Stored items
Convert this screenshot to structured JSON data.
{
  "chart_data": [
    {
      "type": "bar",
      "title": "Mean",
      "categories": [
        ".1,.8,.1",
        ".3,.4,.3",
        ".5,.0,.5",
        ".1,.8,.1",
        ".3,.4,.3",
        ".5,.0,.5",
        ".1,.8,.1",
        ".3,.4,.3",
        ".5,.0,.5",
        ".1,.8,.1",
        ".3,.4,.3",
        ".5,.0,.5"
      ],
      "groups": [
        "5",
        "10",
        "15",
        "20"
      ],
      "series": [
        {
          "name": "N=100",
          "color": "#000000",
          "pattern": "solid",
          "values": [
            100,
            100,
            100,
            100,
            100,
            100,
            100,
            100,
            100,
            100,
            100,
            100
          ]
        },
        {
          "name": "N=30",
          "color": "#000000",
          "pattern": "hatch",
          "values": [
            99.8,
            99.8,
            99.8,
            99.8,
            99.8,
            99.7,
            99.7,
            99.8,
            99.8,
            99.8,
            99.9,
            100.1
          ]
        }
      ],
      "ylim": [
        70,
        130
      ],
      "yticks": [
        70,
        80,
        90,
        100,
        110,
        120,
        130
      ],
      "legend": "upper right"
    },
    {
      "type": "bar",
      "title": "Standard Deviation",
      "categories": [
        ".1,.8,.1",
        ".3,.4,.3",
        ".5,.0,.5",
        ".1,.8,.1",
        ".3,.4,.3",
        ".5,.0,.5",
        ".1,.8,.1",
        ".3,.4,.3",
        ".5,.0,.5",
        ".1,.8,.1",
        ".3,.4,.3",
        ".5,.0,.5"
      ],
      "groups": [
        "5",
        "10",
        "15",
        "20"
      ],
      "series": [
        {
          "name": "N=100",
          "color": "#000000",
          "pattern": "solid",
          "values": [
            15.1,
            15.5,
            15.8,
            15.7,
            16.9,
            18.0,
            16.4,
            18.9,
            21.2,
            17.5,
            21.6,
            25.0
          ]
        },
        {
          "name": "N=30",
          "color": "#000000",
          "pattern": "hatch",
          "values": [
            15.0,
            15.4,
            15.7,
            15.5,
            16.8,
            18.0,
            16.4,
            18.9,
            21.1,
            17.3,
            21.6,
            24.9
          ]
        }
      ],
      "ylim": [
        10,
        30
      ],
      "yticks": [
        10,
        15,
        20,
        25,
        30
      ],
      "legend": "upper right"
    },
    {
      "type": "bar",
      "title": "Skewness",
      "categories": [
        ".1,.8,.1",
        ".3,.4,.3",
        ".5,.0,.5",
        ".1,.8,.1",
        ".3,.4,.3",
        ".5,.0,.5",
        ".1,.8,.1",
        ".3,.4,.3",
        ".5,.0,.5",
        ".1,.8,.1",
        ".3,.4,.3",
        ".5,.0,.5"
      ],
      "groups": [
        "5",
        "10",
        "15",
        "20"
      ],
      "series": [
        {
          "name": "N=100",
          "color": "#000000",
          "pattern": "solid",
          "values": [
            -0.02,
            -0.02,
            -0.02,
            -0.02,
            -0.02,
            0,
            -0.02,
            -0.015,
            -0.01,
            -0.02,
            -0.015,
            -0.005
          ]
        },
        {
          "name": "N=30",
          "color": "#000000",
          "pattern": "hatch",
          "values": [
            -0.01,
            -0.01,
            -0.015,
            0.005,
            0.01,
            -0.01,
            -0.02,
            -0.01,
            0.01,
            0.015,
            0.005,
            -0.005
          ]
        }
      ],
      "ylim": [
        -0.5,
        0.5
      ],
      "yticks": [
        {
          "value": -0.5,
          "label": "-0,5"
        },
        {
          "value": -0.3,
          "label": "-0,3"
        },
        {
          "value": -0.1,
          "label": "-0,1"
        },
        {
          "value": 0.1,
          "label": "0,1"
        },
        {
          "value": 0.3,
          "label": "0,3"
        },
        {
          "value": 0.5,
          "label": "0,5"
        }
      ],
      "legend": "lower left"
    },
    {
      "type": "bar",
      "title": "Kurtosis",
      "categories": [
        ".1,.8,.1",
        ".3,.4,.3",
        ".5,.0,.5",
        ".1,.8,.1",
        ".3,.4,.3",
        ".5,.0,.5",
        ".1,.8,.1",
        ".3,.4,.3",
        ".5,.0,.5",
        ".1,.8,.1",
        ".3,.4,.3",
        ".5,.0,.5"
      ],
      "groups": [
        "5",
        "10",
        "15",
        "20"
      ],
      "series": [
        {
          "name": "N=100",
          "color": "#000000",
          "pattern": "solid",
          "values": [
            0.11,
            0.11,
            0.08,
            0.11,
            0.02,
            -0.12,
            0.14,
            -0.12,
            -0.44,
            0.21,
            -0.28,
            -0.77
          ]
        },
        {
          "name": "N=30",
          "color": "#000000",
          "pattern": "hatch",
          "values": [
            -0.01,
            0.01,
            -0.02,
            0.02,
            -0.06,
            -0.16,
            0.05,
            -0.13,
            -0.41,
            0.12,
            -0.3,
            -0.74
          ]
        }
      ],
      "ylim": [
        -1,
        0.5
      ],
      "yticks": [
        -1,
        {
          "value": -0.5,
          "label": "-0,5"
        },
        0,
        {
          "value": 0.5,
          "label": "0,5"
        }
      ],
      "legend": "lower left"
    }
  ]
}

_EXERCISE TASK_
Transcribe every line of the data, exactly as it stands.

_COMPLETE OUTPUT_
Convert this screenshot to structured JSON data.
{
  "chart_data": [
    {
      "type": "bar",
      "title": "Mean",
      "categories": [
        ".1,.8,.1",
        ".3,.4,.3",
        ".5,.0,.5",
        ".1,.8,.1",
        ".3,.4,.3",
        ".5,.0,.5",
        ".1,.8,.1",
        ".3,.4,.3",
        ".5,.0,.5",
        ".1,.8,.1",
        ".3,.4,.3",
        ".5,.0,.5"
      ],
      "groups": [
        "5",
        "10",
        "15",
        "20"
      ],
      "series": [
        {
          "name": "N=100",
          "color": "#000000",
          "pattern": "solid",
          "values": [
            100,
            100,
            100,
            100,
            100,
            100,
            100,
            100,
            100,
            100,
            100,
            100
          ]
        },
        {
          "name": "N=30",
          "color": "#000000",
          "pattern": "hatch",
          "values": [
            99.8,
            99.8,
            99.8,
            99.8,
            99.8,
            99.7,
            99.7,
            99.8,
            99.8,
            99.8,
            99.9,
            100.1
          ]
        }
      ],
      "ylim": [
        70,
        130
      ],
      "yticks": [
        70,
        80,
        90,
        100,
        110,
        120,
        130
      ],
      "legend": "upper right"
    },
    {
      "type": "bar",
      "title": "Standard Deviation",
      "categories": [
        ".1,.8,.1",
        ".3,.4,.3",
        ".5,.0,.5",
        ".1,.8,.1",
        ".3,.4,.3",
        ".5,.0,.5",
        ".1,.8,.1",
        ".3,.4,.3",
        ".5,.0,.5",
        ".1,.8,.1",
        ".3,.4,.3",
        ".5,.0,.5"
      ],
      "groups": [
        "5",
        "10",
        "15",
        "20"
      ],
      "series": [
        {
          "name": "N=100",
          "color": "#000000",
          "pattern": "solid",
          "values": [
            15.1,
            15.5,
            15.8,
            15.7,
            16.9,
            18.0,
            16.4,
            18.9,
            21.2,
            17.5,
            21.6,
            25.0
          ]
        },
        {
          "name": "N=30",
          "color": "#000000",
          "pattern": "hatch",
          "values": [
            15.0,
            15.4,
            15.7,
            15.5,
            16.8,
            18.0,
            16.4,
            18.9,
            21.1,
            17.3,
            21.6,
            24.9
          ]
        }
      ],
      "ylim": [
        10,
        30
      ],
      "yticks": [
        10,
        15,
        20,
        25,
        30
      ],
      "legend": "upper right"
    },
    {
      "type": "bar",
      "title": "Skewness",
      "categories": [
        ".1,.8,.1",
        ".3,.4,.3",
        ".5,.0,.5",
        ".1,.8,.1",
        ".3,.4,.3",
        ".5,.0,.5",
        ".1,.8,.1",
        ".3,.4,.3",
        ".5,.0,.5",
        ".1,.8,.1",
        ".3,.4,.3",
        ".5,.0,.5"
      ],
      "groups": [
        "5",
        "10",
        "15",
        "20"
      ],
      "series": [
        {
          "name": "N=100",
          "color": "#000000",
          "pattern": "solid",
          "values": [
            -0.02,
            -0.02,
            -0.02,
            -0.02,
            -0.02,
            0,
            -0.02,
            -0.015,
            -0.01,
            -0.02,
            -0.015,
            -0.005
          ]
        },
        {
          "name": "N=30",
          "color": "#000000",
          "pattern": "hatch",
          "values": [
            -0.01,
            -0.01,
            -0.015,
            0.005,
            0.01,
            -0.01,
            -0.02,
            -0.01,
            0.01,
            0.015,
            0.005,
            -0.005
          ]
        }
      ],
      "ylim": [
        -0.5,
        0.5
      ],
      "yticks": [
        {
          "value": -0.5,
          "label": "-0,5"
        },
        {
          "value": -0.3,
          "label": "-0,3"
        },
        {
          "value": -0.1,
          "label": "-0,1"
        },
        {
          "value": 0.1,
          "label": "0,1"
        },
        {
          "value": 0.3,
          "label": "0,3"
        },
        {
          "value": 0.5,
          "label": "0,5"
        }
      ],
      "legend": "lower left"
    },
    {
      "type": "bar",
      "title": "Kurtosis",
      "categories": [
        ".1,.8,.1",
        ".3,.4,.3",
        ".5,.0,.5",
        ".1,.8,.1",
        ".3,.4,.3",
        ".5,.0,.5",
        ".1,.8,.1",
        ".3,.4,.3",
        ".5,.0,.5",
        ".1,.8,.1",
        ".3,.4,.3",
        ".5,.0,.5"
      ],
      "groups": [
        "5",
        "10",
        "15",
        "20"
      ],
      "series": [
        {
          "name": "N=100",
          "color": "#000000",
          "pattern": "solid",
          "values": [
            0.11,
            0.11,
            0.08,
            0.11,
            0.02,
            -0.12,
            0.14,
            -0.12,
            -0.44,
            0.21,
            -0.28,
            -0.77
          ]
        },
        {
          "name": "N=30",
          "color": "#000000",
          "pattern": "hatch",
          "values": [
            -0.01,
            0.01,
            -0.02,
            0.02,
            -0.06,
            -0.16,
            0.05,
            -0.13,
            -0.41,
            0.12,
            -0.3,
            -0.74
          ]
        }
      ],
      "ylim": [
        -1,
        0.5
      ],
      "yticks": [
        -1,
        {
          "value": -0.5,
          "label": "-0,5"
        },
        0,
        {
          "value": 0.5,
          "label": "0,5"
        }
      ],
      "legend": "lower left"
    }
  ]
}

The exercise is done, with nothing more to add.